[DATA UNDER STUDY — start]

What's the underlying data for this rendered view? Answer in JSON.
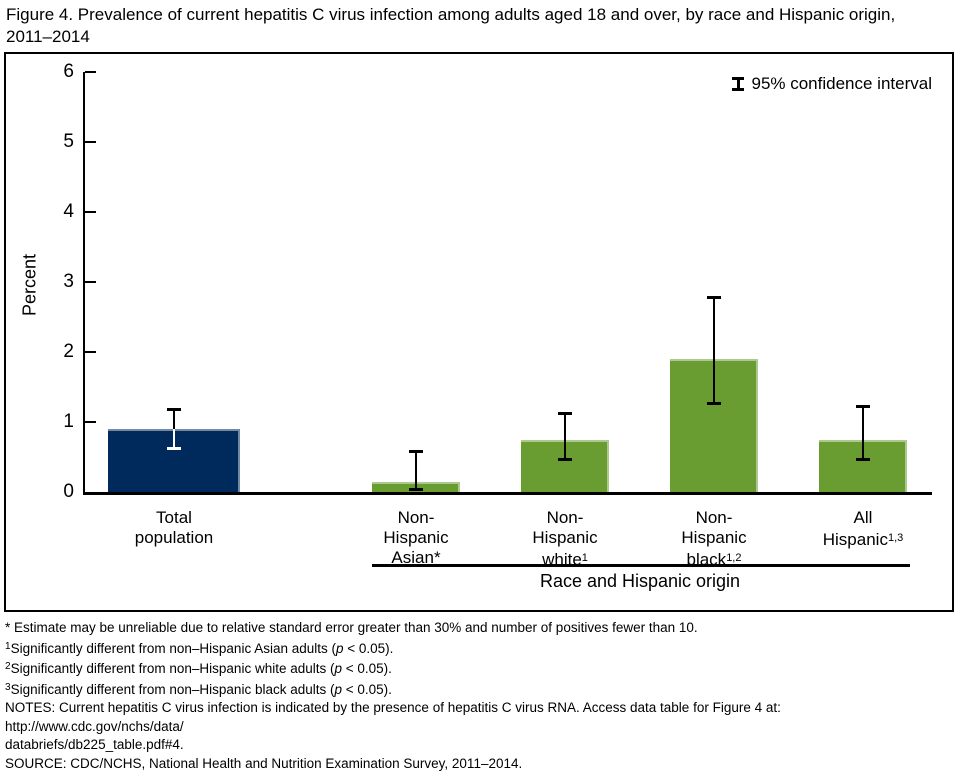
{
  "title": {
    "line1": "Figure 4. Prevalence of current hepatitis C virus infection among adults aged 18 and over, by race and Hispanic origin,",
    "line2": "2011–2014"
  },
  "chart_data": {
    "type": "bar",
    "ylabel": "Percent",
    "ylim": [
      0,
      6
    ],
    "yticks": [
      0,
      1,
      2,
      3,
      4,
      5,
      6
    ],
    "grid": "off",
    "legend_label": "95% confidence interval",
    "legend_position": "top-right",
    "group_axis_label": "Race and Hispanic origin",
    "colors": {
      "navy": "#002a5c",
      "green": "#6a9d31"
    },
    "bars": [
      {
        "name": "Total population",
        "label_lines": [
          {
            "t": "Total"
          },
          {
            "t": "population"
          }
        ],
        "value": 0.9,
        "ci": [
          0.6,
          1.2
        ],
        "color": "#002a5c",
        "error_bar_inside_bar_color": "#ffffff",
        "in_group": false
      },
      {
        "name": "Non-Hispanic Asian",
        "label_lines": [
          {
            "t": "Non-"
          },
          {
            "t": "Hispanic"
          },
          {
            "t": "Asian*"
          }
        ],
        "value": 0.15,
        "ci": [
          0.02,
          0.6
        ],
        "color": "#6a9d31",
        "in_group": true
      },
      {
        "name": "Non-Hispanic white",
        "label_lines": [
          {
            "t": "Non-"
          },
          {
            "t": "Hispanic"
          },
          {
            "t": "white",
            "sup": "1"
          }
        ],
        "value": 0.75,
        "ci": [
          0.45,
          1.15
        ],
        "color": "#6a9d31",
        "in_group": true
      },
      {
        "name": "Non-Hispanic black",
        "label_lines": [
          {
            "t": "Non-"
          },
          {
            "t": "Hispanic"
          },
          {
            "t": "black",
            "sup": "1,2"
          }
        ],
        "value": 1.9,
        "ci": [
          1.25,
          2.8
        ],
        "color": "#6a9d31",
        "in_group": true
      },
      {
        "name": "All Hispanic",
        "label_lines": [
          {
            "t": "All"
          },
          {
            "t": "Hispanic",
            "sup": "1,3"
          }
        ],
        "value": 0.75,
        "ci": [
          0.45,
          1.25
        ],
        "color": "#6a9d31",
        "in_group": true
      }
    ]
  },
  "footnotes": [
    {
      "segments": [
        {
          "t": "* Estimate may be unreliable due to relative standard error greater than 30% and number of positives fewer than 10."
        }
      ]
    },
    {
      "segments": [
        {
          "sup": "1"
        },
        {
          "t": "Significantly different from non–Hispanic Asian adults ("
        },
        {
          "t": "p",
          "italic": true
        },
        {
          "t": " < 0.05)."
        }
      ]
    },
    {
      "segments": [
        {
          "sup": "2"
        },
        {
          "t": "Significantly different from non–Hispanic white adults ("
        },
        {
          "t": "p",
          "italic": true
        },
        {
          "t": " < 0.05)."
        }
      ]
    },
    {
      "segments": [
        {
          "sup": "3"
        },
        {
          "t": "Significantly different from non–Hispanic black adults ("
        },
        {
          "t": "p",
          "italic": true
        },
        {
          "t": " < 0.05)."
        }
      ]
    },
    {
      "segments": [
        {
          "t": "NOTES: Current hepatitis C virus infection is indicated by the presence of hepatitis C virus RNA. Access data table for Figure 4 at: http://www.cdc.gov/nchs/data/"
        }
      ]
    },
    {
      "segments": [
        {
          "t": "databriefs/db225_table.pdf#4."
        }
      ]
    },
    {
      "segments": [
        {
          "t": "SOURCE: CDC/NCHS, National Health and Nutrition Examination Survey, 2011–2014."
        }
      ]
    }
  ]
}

[DATA UNDER STUDY — finish]
[DATA UNDER STUDY — start]

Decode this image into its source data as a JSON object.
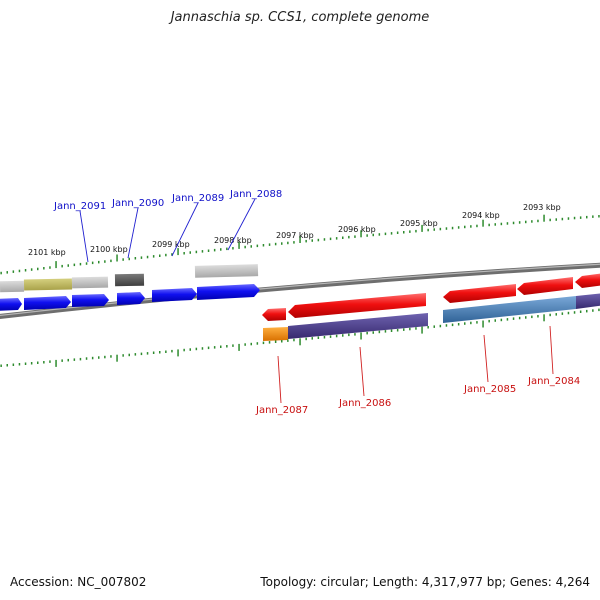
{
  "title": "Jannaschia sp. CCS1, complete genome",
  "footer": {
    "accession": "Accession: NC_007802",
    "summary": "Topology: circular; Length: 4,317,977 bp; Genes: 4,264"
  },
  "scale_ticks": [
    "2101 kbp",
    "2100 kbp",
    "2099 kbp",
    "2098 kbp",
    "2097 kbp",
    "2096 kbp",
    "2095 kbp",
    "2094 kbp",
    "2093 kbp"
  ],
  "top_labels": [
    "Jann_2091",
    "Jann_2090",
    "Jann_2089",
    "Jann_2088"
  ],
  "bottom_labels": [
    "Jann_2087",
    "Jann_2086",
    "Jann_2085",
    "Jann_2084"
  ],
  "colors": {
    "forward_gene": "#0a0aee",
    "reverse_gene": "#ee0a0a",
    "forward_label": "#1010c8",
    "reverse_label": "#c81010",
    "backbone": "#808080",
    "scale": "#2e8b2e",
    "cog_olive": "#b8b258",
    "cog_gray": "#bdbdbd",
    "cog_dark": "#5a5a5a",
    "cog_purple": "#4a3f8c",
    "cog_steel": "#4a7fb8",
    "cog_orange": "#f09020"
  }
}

[DATA UNDER STUDY — finish]
[DATA UNDER STUDY — start]

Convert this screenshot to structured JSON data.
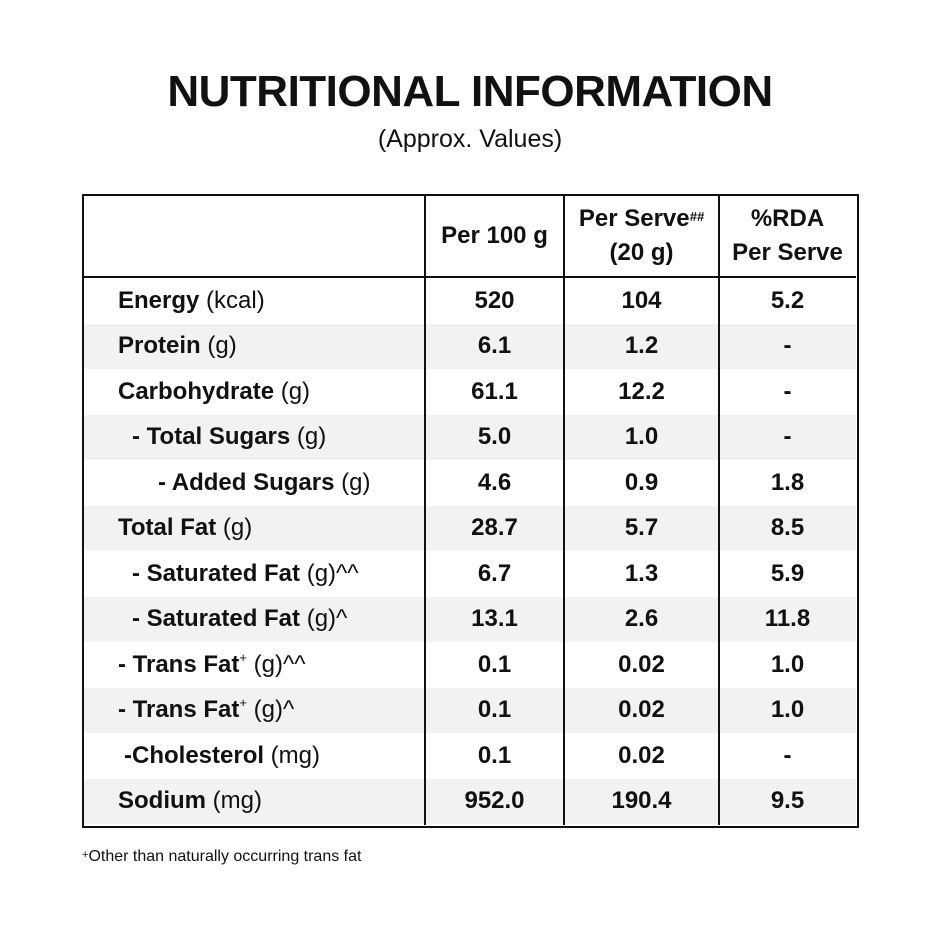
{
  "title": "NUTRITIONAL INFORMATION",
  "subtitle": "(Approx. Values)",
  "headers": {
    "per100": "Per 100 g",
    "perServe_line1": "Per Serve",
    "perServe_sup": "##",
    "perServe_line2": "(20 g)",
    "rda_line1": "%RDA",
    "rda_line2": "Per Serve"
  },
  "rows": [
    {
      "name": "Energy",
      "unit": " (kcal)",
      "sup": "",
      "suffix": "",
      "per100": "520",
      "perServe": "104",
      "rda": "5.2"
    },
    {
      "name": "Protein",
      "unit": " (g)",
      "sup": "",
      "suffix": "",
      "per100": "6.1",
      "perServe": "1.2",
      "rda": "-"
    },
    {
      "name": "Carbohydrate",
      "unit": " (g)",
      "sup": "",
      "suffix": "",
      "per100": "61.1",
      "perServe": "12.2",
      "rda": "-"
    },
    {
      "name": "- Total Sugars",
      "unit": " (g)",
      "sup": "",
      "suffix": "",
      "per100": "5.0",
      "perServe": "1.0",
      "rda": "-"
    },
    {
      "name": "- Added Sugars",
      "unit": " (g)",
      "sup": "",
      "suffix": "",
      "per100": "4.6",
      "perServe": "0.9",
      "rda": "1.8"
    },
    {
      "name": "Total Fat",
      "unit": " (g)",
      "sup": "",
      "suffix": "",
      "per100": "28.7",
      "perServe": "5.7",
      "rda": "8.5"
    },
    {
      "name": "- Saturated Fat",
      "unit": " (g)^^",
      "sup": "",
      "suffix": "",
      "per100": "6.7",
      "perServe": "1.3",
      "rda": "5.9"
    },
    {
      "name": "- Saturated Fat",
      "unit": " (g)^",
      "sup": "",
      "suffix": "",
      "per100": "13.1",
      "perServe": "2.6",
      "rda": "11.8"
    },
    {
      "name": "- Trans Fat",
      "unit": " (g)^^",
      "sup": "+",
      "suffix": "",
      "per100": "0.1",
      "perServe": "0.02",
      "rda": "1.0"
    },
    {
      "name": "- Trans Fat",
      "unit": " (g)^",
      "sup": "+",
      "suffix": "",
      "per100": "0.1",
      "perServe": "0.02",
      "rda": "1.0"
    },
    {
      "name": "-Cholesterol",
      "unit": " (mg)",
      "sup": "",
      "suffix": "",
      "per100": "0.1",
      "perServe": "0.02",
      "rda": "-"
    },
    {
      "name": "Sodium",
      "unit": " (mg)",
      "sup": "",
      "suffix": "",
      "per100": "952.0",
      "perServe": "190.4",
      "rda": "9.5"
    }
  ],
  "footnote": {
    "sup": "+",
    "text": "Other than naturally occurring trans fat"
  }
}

[DATA UNDER STUDY — finish]

For each line in the data above that contains the string "origin", extract the line.

    "line1": "Figure 4. Prevalence of current hepatitis C virus infection among adults aged 18 and over, by race and Hispanic origin,",
    "group_axis_label": "Race and Hispanic origin",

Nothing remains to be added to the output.